Segment Start: Excerpt provided

For more than three months, the US military has faced off with defiant prisoners on a hunger strike at Guantanamo Bay, strapping down as many as 44 each day to feed them a liquid nutrient mix through a nasal tube to prevent them from starving to death.
The standoff, which prompted US President Barack Obama to renew his call to close the detention center, has grown to involve 104 of the 166 prisoners as of Saturday, and may be nearing a crisis point. Yet the experience of a former detainee demonstrates that a hunger strike at Guantanamo can be as indefinite as the open-ended detention that is at the heart of essentially every conflict at the military prison.
The men undergoing forced-feeding are not permitted to speak to journalists, but Ahmed Zuhair knows what the experience is like. Until he was released from US custody in 2009, he and another prisoner had the distinction of staging the longest hunger strikes at the prison. Zuhair kept at it for four years in a showdown that at times turned violent.
Photo: EPA
The military acknowledges a “forced cell extraction team” was repeatedly used to move him when he refused to walk on his own to where striking detainees were fed. He says his nasal passages and back are permanently damaged from the way he was strapped down and fed through a nasogastric tube.
Court papers show that Zuhair and fellow prisoners smeared themselves with their own feces for five days to keep guards at bay and protest rough treatment.
Zuhair, a former sheep merchant who was never charged with any crime during seven years at Guantanamo, stopped eating in June 2005, and kept up his protest until he was sent home to Saudi Arabia in 2009.
“Not once did the thought occur to me to stop my hunger strike,” he says.
Zuhair spoke in a telephone interview along with his lawyer, Ramzi Kassem, a law professor at City University of New York.

Segment End: Excerpt provided

» Tasks:
(1) From the Guantanamo hunger strike article, extract the passage starting with "The men undergoing" and going on through "times turned violent.".
(2) In the Guantanamo hunger strike article, how many of the 166 prisoners had joined the strike as of Saturday?

Segment Start: Entries shown

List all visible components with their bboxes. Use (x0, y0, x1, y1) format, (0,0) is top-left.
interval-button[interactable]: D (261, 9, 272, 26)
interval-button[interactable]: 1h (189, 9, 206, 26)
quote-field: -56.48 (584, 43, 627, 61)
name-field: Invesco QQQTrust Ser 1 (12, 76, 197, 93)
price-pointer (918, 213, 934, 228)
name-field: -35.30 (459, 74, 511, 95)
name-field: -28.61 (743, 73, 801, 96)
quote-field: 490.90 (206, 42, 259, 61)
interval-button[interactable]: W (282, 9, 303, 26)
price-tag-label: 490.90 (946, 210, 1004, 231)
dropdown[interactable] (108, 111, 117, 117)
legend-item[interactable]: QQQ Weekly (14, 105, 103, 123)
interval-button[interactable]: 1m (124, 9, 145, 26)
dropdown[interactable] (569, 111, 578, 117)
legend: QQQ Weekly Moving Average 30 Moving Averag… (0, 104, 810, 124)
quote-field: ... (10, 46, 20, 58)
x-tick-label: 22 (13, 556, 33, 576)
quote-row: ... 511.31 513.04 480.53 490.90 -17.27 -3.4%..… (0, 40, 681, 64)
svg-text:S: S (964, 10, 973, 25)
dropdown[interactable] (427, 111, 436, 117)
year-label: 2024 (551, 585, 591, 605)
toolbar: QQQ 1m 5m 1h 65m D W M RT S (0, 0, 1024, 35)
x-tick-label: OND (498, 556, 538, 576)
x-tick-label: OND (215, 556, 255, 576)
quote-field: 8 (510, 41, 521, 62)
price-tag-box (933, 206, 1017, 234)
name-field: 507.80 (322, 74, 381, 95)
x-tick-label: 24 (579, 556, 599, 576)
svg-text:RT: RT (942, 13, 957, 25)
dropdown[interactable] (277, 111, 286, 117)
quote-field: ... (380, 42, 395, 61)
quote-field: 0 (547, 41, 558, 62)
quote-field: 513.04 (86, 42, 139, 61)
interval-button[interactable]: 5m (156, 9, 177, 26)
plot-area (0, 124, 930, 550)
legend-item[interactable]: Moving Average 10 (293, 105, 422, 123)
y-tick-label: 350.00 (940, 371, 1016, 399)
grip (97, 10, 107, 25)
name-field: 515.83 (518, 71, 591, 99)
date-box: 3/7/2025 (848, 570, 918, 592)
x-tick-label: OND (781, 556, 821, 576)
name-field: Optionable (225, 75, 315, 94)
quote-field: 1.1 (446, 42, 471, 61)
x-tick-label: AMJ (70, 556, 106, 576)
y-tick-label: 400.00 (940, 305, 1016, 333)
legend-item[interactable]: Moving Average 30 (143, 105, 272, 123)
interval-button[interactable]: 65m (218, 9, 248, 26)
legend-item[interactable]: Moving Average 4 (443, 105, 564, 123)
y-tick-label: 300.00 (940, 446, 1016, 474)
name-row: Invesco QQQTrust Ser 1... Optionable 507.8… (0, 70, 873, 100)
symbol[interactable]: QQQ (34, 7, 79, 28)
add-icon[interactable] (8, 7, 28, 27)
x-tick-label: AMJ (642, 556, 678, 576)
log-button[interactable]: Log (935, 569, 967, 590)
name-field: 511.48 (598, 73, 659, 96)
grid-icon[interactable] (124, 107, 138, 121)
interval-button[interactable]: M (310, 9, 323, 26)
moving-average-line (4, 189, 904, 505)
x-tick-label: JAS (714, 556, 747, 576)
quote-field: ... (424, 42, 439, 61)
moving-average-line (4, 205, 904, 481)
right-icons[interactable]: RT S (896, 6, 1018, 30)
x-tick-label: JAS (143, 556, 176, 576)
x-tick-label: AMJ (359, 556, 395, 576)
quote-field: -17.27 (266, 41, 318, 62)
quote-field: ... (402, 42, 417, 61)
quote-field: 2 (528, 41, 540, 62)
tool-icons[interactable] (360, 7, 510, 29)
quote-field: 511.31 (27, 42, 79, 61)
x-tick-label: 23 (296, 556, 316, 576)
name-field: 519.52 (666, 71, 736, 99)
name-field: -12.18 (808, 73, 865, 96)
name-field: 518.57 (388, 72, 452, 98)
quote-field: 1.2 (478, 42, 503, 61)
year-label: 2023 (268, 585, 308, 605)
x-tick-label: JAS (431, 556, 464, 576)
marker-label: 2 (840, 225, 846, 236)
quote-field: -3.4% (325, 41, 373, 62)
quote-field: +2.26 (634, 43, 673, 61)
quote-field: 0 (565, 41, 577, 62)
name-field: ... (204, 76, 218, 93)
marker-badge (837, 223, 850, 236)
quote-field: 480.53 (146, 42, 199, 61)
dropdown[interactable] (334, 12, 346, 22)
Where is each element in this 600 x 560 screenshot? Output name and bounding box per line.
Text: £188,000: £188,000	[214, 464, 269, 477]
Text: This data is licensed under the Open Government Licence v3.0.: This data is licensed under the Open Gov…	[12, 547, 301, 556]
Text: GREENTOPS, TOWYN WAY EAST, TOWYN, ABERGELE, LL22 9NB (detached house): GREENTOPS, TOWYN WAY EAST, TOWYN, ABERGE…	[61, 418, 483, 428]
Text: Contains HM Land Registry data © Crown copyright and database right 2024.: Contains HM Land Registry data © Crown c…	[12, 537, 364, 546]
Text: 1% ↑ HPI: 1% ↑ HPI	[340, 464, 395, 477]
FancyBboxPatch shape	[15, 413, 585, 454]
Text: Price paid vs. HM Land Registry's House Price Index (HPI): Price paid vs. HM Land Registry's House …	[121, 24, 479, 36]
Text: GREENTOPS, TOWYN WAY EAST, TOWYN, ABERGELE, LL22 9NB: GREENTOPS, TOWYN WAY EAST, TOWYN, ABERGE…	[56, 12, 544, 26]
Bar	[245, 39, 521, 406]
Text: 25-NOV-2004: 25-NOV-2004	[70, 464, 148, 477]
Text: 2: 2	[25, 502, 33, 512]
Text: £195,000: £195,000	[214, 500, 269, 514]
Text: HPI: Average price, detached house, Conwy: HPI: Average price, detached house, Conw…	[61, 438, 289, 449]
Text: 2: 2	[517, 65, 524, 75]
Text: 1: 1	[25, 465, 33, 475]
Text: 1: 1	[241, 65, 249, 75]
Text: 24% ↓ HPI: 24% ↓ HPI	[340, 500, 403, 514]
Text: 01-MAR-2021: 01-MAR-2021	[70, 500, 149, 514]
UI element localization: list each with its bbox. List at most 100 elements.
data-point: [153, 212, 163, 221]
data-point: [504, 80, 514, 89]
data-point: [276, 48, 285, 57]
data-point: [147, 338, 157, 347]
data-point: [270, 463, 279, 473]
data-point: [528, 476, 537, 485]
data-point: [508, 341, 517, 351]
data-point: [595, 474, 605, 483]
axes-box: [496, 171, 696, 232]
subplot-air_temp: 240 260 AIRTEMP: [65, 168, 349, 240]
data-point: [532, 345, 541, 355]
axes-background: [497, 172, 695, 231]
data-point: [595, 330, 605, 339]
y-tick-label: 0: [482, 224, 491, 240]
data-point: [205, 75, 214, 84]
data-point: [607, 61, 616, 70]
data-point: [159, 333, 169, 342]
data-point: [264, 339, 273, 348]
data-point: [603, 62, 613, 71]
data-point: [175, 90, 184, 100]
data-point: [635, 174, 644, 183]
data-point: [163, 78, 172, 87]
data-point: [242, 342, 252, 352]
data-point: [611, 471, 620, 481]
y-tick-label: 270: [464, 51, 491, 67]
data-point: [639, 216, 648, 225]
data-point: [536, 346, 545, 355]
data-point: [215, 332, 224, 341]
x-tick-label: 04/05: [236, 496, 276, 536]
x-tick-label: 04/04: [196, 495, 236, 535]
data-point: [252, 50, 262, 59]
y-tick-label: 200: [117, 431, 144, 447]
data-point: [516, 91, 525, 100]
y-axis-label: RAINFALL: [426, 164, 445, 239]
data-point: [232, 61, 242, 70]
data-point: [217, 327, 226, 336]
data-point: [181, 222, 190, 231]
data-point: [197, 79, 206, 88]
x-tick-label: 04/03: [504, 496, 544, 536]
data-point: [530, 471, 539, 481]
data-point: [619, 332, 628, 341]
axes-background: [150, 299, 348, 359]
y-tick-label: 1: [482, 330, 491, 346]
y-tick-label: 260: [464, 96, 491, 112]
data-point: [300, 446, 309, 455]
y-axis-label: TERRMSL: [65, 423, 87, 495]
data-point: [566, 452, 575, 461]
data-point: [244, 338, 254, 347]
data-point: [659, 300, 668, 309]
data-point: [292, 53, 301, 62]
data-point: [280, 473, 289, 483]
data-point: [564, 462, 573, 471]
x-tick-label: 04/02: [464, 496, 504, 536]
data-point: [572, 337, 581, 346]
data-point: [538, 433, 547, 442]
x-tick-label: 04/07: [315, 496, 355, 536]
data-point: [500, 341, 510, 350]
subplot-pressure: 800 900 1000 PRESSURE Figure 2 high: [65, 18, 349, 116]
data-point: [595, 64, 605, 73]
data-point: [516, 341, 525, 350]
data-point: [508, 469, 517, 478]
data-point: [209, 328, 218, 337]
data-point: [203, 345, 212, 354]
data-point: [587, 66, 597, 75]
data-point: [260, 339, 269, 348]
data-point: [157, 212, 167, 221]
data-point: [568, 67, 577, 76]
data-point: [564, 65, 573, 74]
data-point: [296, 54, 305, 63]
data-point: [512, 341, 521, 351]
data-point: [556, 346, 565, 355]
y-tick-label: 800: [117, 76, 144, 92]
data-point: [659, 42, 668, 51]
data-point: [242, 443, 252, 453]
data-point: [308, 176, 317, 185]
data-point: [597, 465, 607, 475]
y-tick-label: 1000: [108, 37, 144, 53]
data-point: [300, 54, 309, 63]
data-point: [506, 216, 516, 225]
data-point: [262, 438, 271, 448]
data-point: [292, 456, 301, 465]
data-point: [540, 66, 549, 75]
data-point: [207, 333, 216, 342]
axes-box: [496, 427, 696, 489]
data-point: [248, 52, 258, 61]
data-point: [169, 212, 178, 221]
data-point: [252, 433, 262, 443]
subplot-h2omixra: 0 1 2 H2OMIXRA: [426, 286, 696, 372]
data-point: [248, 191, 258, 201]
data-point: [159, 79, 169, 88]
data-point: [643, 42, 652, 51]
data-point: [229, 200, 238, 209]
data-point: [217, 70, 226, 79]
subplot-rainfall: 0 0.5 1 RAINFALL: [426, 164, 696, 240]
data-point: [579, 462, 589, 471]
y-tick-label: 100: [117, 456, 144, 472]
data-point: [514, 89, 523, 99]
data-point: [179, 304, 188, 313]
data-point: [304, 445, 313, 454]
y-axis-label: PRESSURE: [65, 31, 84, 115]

Segment End: Entries shown

» Written responses:
(1)
The men undergoing forced-feeding are not permitted to speak to journalists, but Ahmed Zuhair knows what the experience is like. Until he was released from US custody in 2009, he and another prisoner had the distinction of staging the longest hunger strikes at the prison. Zuhair kept at it for four years in a showdown that at times turned violent.

(2) 104